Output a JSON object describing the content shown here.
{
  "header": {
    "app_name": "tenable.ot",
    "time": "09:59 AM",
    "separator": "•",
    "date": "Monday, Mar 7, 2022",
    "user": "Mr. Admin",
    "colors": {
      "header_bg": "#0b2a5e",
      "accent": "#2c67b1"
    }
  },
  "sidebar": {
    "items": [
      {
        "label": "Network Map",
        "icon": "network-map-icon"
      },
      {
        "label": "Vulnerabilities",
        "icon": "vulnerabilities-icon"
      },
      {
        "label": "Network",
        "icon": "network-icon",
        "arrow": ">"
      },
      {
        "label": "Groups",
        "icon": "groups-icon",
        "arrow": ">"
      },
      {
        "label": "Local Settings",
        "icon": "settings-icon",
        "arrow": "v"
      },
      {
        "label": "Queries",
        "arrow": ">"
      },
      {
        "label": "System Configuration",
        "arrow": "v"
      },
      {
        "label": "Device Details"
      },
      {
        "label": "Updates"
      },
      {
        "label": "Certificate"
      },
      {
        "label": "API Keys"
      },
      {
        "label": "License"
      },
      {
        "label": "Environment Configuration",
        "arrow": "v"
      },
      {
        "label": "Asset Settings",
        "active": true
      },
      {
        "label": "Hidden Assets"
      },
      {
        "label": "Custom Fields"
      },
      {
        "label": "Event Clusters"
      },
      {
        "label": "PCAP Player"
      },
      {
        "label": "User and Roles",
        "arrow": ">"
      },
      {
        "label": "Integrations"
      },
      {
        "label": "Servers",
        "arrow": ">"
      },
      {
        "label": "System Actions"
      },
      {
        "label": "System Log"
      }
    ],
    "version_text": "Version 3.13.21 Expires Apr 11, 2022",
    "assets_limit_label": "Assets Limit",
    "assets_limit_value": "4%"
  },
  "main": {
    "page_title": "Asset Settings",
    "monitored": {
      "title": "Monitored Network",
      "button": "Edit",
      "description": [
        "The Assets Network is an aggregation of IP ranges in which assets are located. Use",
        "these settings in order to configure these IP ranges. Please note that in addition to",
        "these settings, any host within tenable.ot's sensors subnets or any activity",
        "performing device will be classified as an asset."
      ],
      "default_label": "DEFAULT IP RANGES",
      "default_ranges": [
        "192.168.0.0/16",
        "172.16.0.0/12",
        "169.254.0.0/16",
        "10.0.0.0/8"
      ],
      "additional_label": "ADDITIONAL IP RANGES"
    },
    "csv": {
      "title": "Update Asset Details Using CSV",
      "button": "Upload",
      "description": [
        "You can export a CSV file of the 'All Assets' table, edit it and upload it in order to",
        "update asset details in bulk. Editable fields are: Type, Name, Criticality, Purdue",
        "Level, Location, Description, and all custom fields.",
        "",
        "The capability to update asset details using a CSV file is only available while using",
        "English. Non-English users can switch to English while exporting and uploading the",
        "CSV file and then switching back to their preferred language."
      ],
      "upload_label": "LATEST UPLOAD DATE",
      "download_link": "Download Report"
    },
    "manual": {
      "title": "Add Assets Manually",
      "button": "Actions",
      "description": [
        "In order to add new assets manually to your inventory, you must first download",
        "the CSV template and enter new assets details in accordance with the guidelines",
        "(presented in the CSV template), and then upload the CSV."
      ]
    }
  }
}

═══

* **EXERCISE AIM**:
Pull every line containing "System" out of the records.

* **PROBLEM SOLUTION**:
        "label": "System Configuration",
        "label": "System Actions"
        "label": "System Log"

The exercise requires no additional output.